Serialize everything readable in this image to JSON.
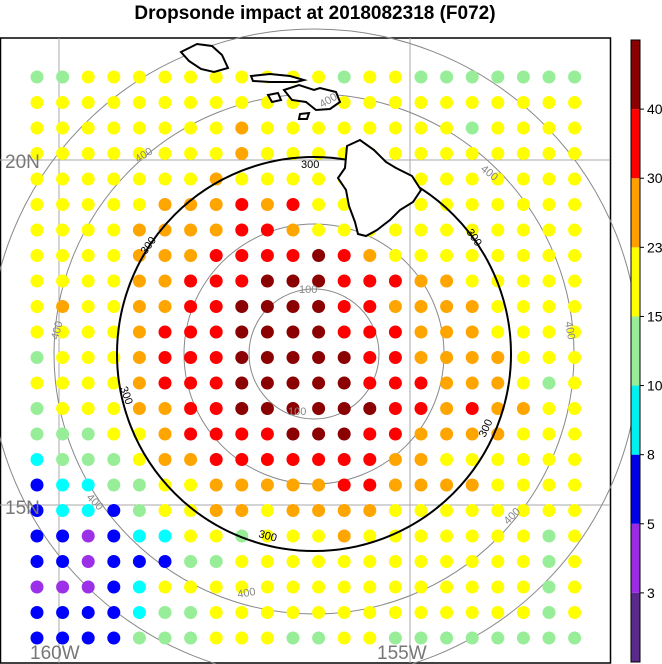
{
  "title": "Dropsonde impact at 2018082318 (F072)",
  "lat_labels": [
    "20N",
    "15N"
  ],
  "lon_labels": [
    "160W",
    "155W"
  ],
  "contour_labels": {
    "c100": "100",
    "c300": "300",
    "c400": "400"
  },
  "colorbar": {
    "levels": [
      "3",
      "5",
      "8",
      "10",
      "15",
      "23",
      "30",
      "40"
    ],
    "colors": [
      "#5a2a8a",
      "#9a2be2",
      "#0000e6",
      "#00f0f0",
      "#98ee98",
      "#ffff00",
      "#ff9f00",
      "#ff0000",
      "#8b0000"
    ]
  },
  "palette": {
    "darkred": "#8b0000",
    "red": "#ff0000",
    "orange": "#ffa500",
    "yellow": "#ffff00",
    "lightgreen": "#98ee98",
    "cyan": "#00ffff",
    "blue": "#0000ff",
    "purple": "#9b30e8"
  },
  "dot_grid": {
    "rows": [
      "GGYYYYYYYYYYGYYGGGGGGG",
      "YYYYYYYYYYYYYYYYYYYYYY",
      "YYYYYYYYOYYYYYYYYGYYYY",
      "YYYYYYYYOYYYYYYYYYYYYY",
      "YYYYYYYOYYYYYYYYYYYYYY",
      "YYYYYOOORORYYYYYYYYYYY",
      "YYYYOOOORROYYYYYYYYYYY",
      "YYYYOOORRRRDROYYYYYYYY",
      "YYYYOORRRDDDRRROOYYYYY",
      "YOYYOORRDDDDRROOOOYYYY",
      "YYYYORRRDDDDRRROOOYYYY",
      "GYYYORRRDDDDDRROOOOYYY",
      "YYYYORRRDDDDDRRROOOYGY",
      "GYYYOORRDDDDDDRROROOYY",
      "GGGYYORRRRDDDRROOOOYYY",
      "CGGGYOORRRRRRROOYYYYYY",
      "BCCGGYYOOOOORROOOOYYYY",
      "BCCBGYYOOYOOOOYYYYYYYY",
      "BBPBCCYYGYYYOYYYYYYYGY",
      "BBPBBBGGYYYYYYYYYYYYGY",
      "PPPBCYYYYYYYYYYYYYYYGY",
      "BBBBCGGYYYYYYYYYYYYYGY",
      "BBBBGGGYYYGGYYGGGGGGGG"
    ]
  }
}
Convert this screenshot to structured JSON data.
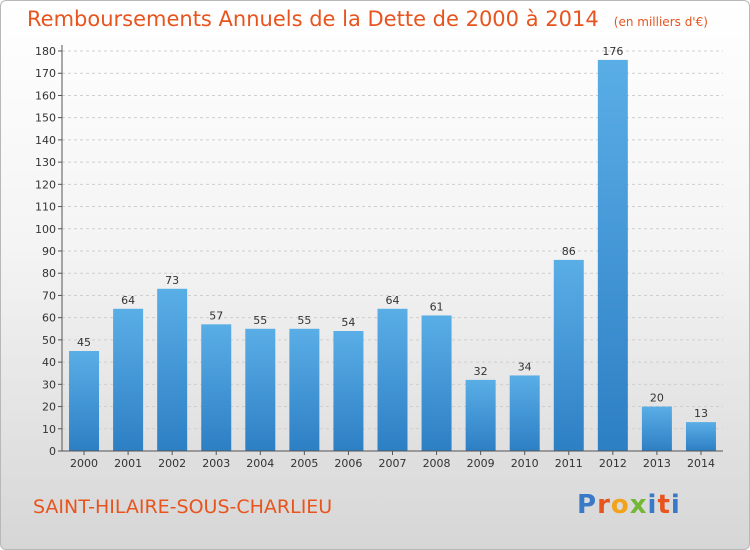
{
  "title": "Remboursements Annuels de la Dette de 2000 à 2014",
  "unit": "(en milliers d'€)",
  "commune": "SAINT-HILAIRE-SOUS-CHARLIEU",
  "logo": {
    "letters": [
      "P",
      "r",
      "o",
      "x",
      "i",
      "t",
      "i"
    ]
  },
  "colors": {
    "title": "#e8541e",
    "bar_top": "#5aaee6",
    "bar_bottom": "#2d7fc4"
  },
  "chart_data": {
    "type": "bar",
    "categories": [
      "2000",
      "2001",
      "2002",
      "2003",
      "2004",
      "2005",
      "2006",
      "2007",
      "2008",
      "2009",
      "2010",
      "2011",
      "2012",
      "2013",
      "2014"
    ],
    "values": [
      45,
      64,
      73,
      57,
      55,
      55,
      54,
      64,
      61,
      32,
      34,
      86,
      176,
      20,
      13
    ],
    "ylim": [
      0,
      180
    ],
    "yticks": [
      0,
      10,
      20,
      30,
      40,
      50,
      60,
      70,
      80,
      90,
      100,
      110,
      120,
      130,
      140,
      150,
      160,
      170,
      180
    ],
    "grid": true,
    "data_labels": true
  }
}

WHAT IS REQUIRED. Track down the lines that include the word "title" and copy them.

ANSWER TO THE EXERCISE.
  "title": "Dropsonde impact at 2018082318 (F072)",
  "title": "Remboursements Annuels de la Dette de 2000 à 2014",
    "title": "#e8541e",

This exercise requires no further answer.